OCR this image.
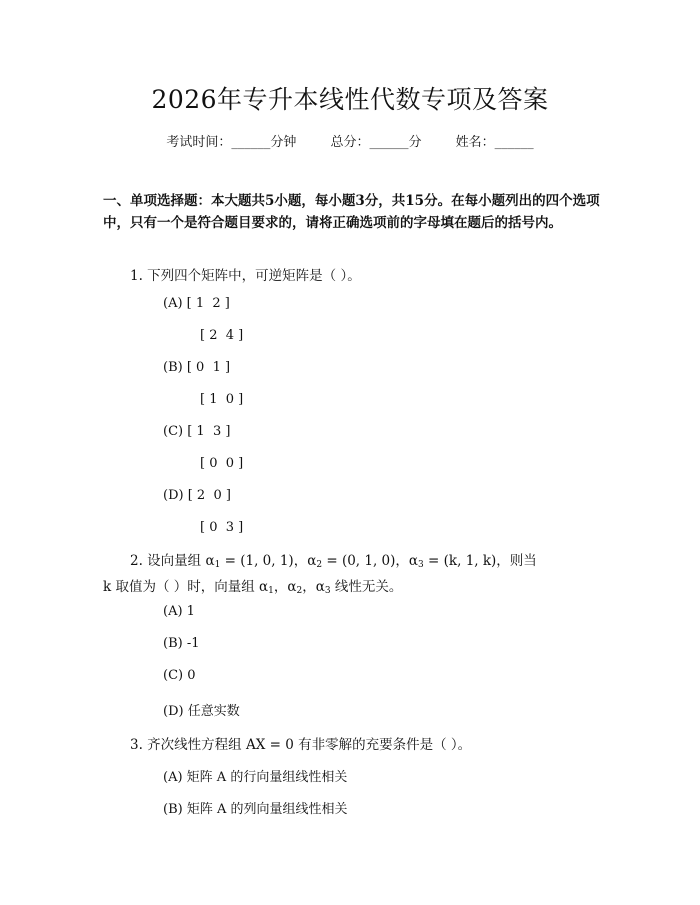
2026年专升本线性代数专项及答案
考试时间：______分钟	总分：______分	姓名：______
一、单项选择题：本大题共5小题，每小题3分，共15分。在每小题列出的四个选项中，只有一个是符合题目要求的，请将正确选项前的字母填在题后的括号内。
1. 下列四个矩阵中，可逆矩阵是（ ）。
(A) [ 1  2 ]
[ 2  4 ]
(B) [ 0  1 ]
[ 1  0 ]
(C) [ 1  3 ]
[ 0  0 ]
(D) [ 2  0 ]
[ 0  3 ]
2. 设向量组 $\alpha_1 = (1$, 0, 1)，$\alpha_2 = (0$, 1, 0)，$\alpha_3 = (k$, 1, k)，则当
k 取值为（ ）时，向量组 $\alpha_1$，$\alpha_2$，$\alpha_3$ 线性无关。
(A) 1
(B) -1
(C) 0
(D) 任意实数
3. 齐次线性方程组 AX = 0 有非零解的充要条件是（ ）。
(A) 矩阵 A 的行向量组线性相关
(B) 矩阵 A 的列向量组线性相关
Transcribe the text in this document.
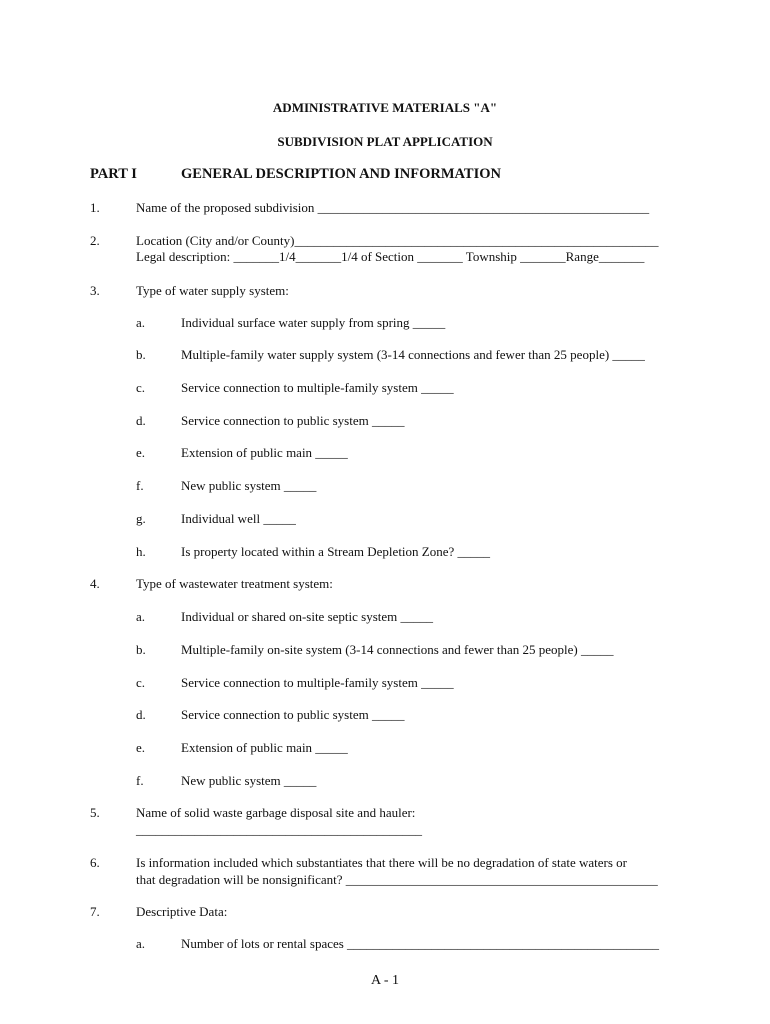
ADMINISTRATIVE MATERIALS "A"
SUBDIVISION PLAT APPLICATION
PART I	GENERAL DESCRIPTION AND INFORMATION
1.	Name of the proposed subdivision ___________________________________________________
2.	Location (City and/or County)________________________________________________________
Legal description: _______1/4_______1/4 of Section _______ Township _______Range_______
3.	Type of water supply system:
a.	Individual surface water supply from spring _____
b.	Multiple-family water supply system (3-14 connections and fewer than 25 people) _____
c.	Service connection to multiple-family system _____
d.	Service connection to public system _____
e.	Extension of public main _____
f.	New public system _____
g.	Individual well _____
h.	Is property located within a Stream Depletion Zone? _____
4.	Type of wastewater treatment system:
a.	Individual or shared on-site septic system _____
b.	Multiple-family on-site system (3-14 connections and fewer than 25 people) _____
c.	Service connection to multiple-family system _____
d.	Service connection to public system _____
e.	Extension of public main _____
f.	New public system _____
5.	Name of solid waste garbage disposal site and hauler:
____________________________________________
6.	Is information included which substantiates that there will be no degradation of state waters or
that degradation will be nonsignificant? ________________________________________________
7.	Descriptive Data:
a.	Number of lots or rental spaces ________________________________________________
A - 1
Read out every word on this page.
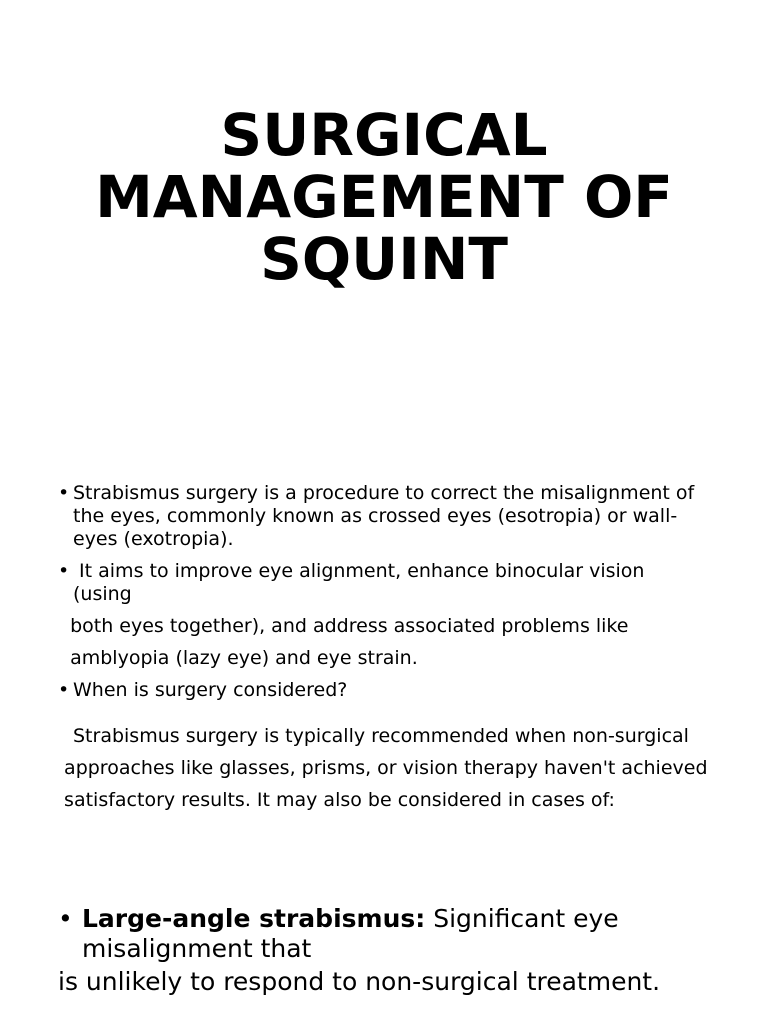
SURGICAL
MANAGEMENT OF
SQUINT
• Strabismus surgery is a procedure to correct the misalignment of the eyes, commonly known as crossed eyes (esotropia) or wall-eyes (exotropia).
•  It aims to improve eye alignment, enhance binocular vision (using
both eyes together), and address associated problems like
amblyopia (lazy eye) and eye strain.
• When is surgery considered?
Strabismus surgery is typically recommended when non-surgical
approaches like glasses, prisms, or vision therapy haven't achieved
satisfactory results. It may also be considered in cases of:
• Large-angle strabismus: Significant eye misalignment that
is unlikely to respond to non-surgical treatment.
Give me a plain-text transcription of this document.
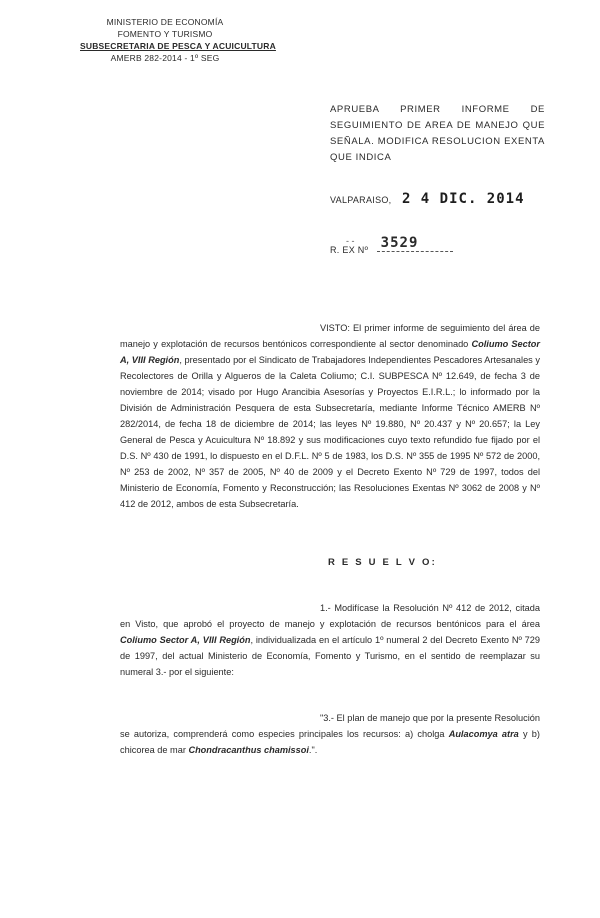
MINISTERIO DE ECONOMÍA
FOMENTO Y TURISMO
SUBSECRETARIA DE PESCA Y ACUICULTURA
AMERB 282-2014 - 1º SEG
APRUEBA PRIMER INFORME DE SEGUIMIENTO DE AREA DE MANEJO QUE SEÑALA. MODIFICA RESOLUCION EXENTA QUE INDICA
VALPARAISO, 2 4 DIC. 2014
- -
R. EX Nº 3529
VISTO: El primer informe de seguimiento del área de manejo y explotación de recursos bentónicos correspondiente al sector denominado Coliumo Sector A, VIII Región, presentado por el Sindicato de Trabajadores Independientes Pescadores Artesanales y Recolectores de Orilla y Algueros de la Caleta Coliumo; C.I. SUBPESCA Nº 12.649, de fecha 3 de noviembre de 2014; visado por Hugo Arancibia Asesorías y Proyectos E.I.R.L.; lo informado por la División de Administración Pesquera de esta Subsecretaría, mediante Informe Técnico AMERB Nº 282/2014, de fecha 18 de diciembre de 2014; las leyes Nº 19.880, Nº 20.437 y Nº 20.657; la Ley General de Pesca y Acuicultura Nº 18.892 y sus modificaciones cuyo texto refundido fue fijado por el D.S. Nº 430 de 1991, lo dispuesto en el D.F.L. Nº 5 de 1983, los D.S. Nº 355 de 1995 Nº 572 de 2000, Nº 253 de 2002, Nº 357 de 2005, Nº 40 de 2009 y el Decreto Exento Nº 729 de 1997, todos del Ministerio de Economía, Fomento y Reconstrucción; las Resoluciones Exentas Nº 3062 de 2008 y Nº 412 de 2012, ambos de esta Subsecretaría.
R E S U E L V O:
1.- Modifícase la Resolución Nº 412 de 2012, citada en Visto, que aprobó el proyecto de manejo y explotación de recursos bentónicos para el área Coliumo Sector A, VIII Región, individualizada en el artículo 1º numeral 2 del Decreto Exento Nº 729 de 1997, del actual Ministerio de Economía, Fomento y Turismo, en el sentido de reemplazar su numeral 3.- por el siguiente:
"3.- El plan de manejo que por la presente Resolución se autoriza, comprenderá como especies principales los recursos: a) cholga Aulacomya atra y b) chicorea de mar Chondracanthus chamissoi.".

==================================================

Out of the preceding entries, pull every line containing the string "Type".

> _REPLY_:
3.	Type of water supply system:
4.	Type of wastewater treatment system:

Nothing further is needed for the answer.